_Problem to solve_
Collect every line that includes the string "document".

_Data supplied_
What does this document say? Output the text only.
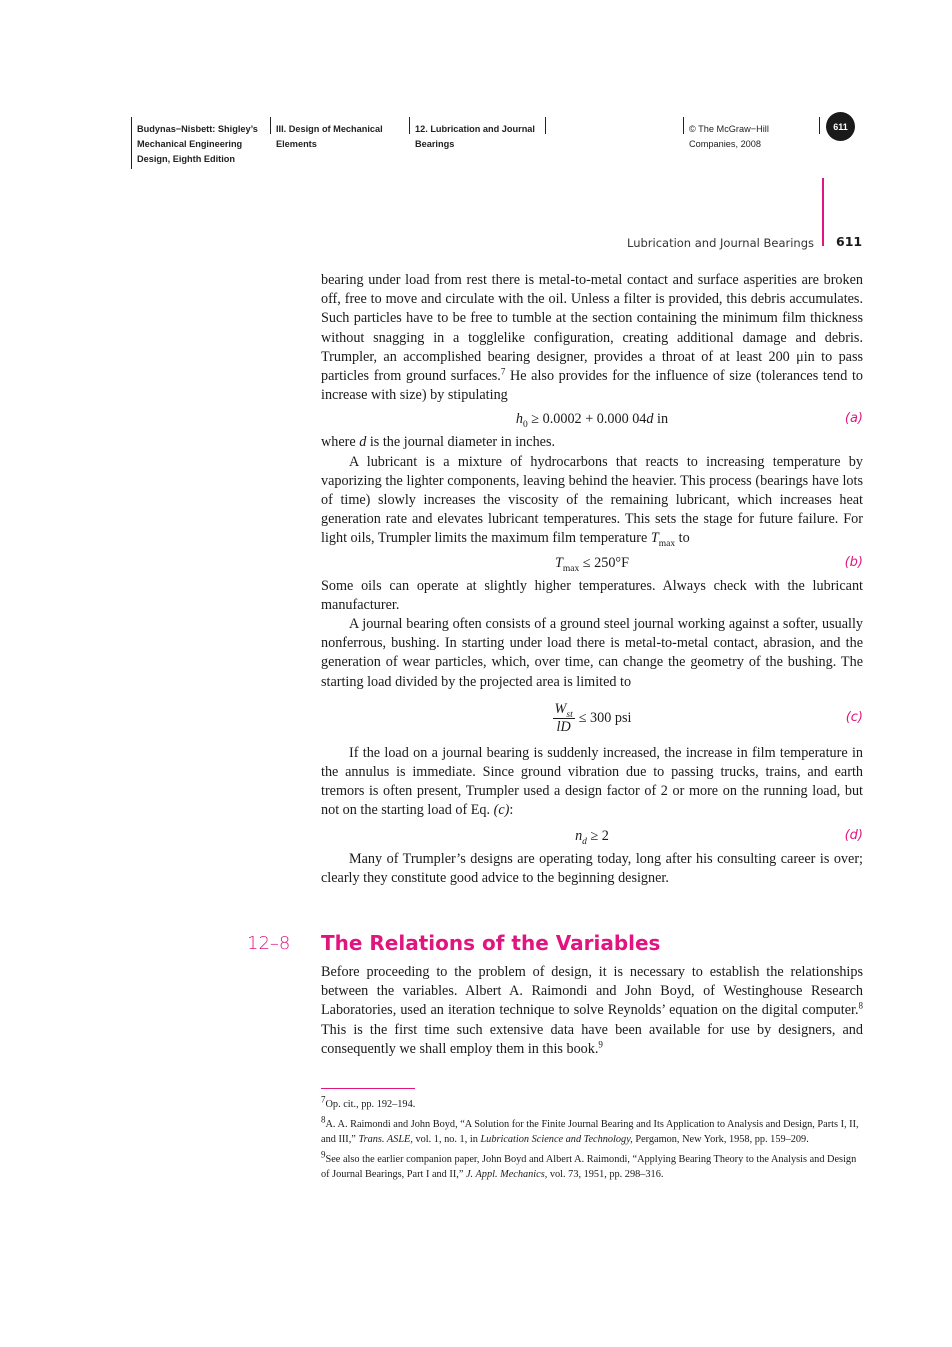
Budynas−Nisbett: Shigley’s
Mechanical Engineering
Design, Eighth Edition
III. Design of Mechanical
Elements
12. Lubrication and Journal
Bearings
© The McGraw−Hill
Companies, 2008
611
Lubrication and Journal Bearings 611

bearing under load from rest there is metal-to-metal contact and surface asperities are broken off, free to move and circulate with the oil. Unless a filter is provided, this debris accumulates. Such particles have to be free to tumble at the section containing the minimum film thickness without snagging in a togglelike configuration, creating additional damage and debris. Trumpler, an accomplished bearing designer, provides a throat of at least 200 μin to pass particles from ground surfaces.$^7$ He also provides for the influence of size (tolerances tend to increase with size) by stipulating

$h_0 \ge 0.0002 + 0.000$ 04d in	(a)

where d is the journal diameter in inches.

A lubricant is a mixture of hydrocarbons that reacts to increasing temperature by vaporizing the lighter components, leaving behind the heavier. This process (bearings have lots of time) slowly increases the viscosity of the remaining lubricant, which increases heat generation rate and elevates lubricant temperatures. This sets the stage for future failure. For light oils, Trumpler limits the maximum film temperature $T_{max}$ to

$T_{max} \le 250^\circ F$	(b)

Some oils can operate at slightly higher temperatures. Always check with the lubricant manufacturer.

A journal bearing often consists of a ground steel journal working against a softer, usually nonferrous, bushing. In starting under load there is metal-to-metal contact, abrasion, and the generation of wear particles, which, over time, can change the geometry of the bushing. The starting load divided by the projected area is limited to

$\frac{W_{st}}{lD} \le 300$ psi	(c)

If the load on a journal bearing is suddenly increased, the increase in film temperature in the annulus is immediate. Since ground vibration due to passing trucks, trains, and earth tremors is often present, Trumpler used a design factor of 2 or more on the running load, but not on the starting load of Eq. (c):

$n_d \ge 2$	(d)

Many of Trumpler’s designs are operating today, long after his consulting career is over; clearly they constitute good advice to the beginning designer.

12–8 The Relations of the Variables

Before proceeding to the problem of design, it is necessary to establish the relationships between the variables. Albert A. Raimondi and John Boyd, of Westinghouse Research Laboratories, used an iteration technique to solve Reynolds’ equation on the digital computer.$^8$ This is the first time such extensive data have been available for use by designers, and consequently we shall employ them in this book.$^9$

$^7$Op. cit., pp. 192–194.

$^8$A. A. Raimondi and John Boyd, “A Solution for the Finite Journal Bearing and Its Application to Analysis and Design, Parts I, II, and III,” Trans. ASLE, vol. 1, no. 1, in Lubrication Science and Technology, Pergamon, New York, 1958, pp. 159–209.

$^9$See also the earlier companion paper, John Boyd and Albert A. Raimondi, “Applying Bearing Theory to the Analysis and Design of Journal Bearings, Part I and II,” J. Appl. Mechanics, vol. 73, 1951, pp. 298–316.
...
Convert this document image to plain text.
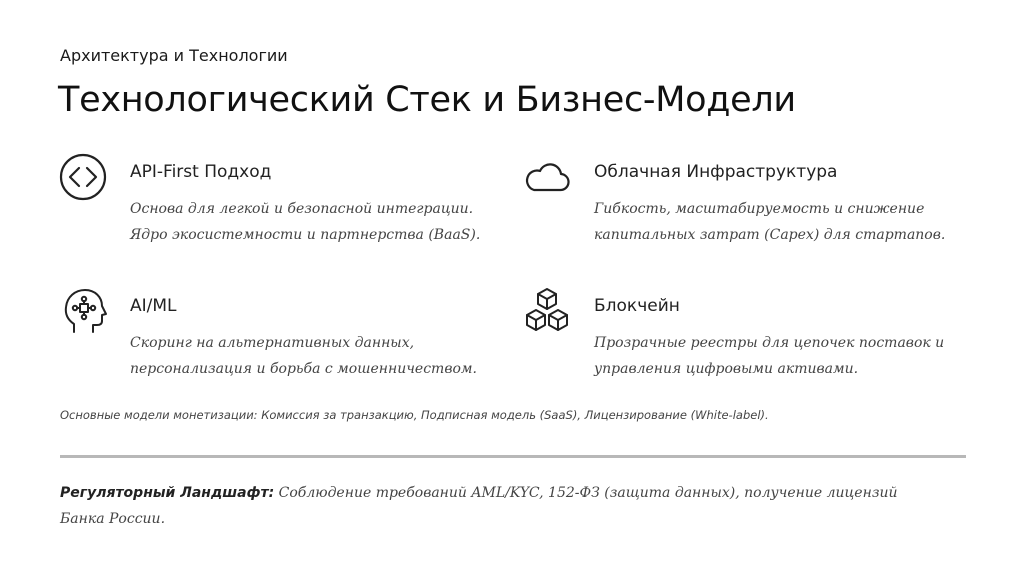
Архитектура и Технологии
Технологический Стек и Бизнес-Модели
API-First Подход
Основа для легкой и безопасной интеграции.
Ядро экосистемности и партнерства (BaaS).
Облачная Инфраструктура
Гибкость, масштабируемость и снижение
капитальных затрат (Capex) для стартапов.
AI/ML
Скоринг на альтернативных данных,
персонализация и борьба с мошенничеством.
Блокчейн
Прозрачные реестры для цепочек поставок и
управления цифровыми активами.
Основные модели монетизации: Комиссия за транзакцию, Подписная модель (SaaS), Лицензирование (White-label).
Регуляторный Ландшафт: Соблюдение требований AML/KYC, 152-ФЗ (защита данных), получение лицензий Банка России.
* * *
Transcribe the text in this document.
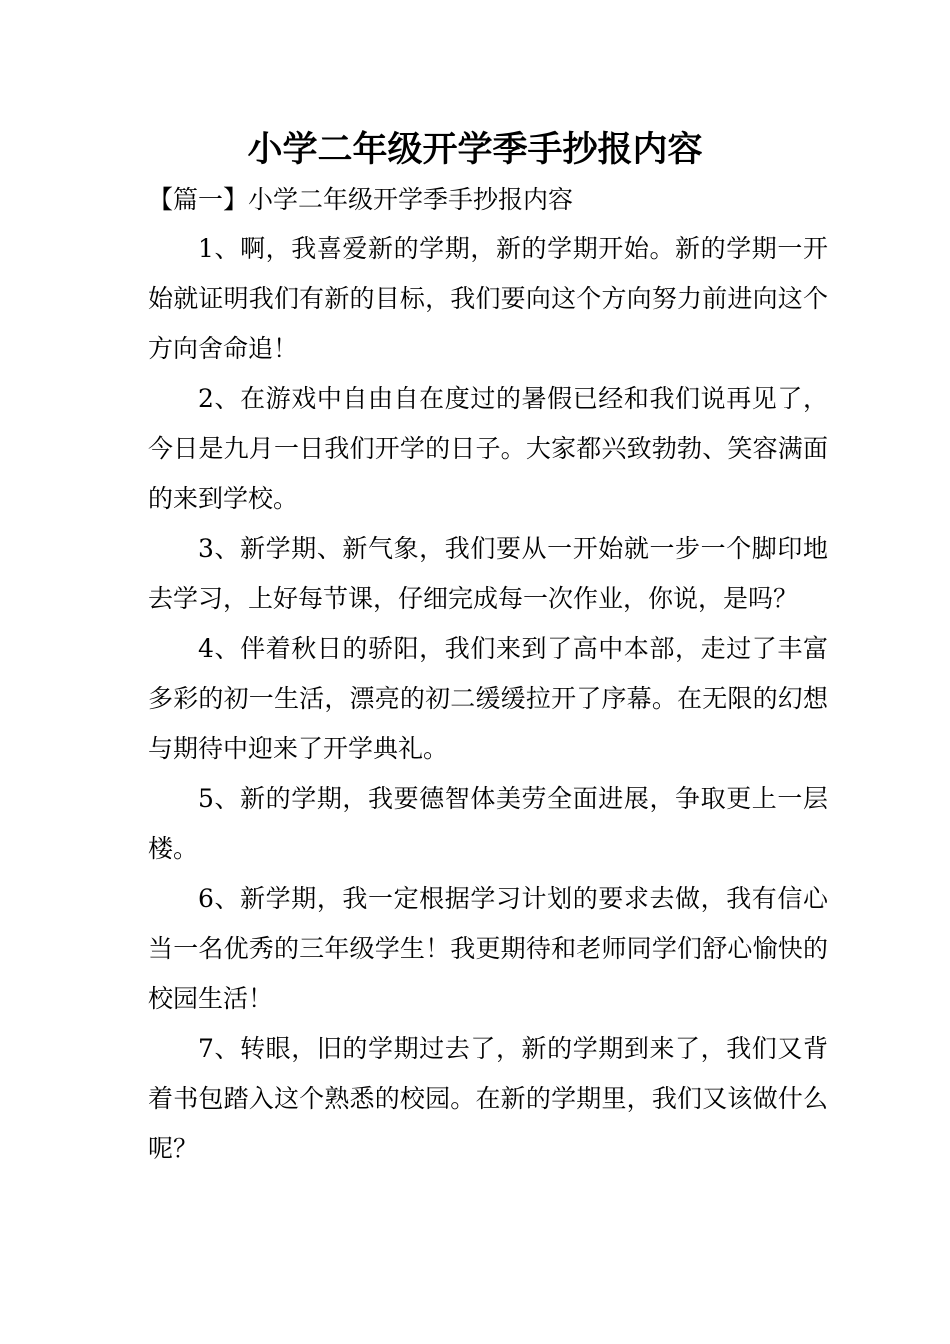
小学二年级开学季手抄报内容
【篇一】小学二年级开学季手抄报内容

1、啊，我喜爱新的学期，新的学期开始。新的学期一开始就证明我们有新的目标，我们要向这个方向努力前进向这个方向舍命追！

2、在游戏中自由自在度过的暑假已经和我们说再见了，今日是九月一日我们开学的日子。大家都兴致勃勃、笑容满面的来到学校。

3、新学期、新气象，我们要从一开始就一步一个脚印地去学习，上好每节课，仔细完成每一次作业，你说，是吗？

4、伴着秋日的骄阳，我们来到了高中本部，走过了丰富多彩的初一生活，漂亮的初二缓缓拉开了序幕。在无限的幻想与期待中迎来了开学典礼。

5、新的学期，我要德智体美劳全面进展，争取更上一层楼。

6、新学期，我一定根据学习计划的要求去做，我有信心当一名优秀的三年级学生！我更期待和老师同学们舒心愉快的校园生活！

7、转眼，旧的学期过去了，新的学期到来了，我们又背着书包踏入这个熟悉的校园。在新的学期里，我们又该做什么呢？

_Reply_
What does this document say? Output the text only.
Convert this document image to plain text.
Transcribe the text in this document.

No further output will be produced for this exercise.